● **WHAT THE EXERCISE ASKS**:
Type out the material below exactly.

-.-.-

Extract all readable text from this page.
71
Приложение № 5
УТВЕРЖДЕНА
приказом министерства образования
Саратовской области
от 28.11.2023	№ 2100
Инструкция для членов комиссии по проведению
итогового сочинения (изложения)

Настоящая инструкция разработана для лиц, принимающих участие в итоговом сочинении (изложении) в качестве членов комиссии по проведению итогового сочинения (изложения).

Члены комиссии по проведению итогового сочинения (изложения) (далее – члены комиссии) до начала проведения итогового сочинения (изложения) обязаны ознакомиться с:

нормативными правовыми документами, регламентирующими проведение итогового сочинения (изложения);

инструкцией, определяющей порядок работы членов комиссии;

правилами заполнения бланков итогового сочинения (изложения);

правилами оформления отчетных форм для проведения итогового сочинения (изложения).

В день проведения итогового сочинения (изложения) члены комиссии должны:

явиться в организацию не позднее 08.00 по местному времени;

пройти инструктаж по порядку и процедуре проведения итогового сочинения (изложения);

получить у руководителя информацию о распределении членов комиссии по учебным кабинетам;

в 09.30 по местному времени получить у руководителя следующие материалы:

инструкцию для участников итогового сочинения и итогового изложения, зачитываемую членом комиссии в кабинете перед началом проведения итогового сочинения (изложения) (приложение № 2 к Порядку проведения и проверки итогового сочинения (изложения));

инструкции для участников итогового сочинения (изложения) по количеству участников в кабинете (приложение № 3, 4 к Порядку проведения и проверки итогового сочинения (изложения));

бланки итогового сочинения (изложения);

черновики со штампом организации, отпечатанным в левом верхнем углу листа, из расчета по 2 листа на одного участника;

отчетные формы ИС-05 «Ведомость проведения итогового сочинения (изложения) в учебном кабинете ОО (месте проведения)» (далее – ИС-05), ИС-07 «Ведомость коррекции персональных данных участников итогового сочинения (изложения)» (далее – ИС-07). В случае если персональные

-.-.-

● **RESULT OF THIS TASK**:
Extract all readable text from this page.
71
Приложение № 5
УТВЕРЖДЕНА
приказом министерства образования
Саратовской области
от 28.11.2023	№ 2100
Инструкция для членов комиссии по проведению
итогового сочинения (изложения)

Настоящая инструкция разработана для лиц, принимающих участие в итоговом сочинении (изложении) в качестве членов комиссии по проведению итогового сочинения (изложения).

Члены комиссии по проведению итогового сочинения (изложения) (далее – члены комиссии) до начала проведения итогового сочинения (изложения) обязаны ознакомиться с:

нормативными правовыми документами, регламентирующими проведение итогового сочинения (изложения);

инструкцией, определяющей порядок работы членов комиссии;

правилами заполнения бланков итогового сочинения (изложения);

правилами оформления отчетных форм для проведения итогового сочинения (изложения).

В день проведения итогового сочинения (изложения) члены комиссии должны:

явиться в организацию не позднее 08.00 по местному времени;

пройти инструктаж по порядку и процедуре проведения итогового сочинения (изложения);

получить у руководителя информацию о распределении членов комиссии по учебным кабинетам;

в 09.30 по местному времени получить у руководителя следующие материалы:

инструкцию для участников итогового сочинения и итогового изложения, зачитываемую членом комиссии в кабинете перед началом проведения итогового сочинения (изложения) (приложение № 2 к Порядку проведения и проверки итогового сочинения (изложения));

инструкции для участников итогового сочинения (изложения) по количеству участников в кабинете (приложение № 3, 4 к Порядку проведения и проверки итогового сочинения (изложения));

бланки итогового сочинения (изложения);

черновики со штампом организации, отпечатанным в левом верхнем углу листа, из расчета по 2 листа на одного участника;

отчетные формы ИС-05 «Ведомость проведения итогового сочинения (изложения) в учебном кабинете ОО (месте проведения)» (далее – ИС-05), ИС-07 «Ведомость коррекции персональных данных участников итогового сочинения (изложения)» (далее – ИС-07). В случае если персональные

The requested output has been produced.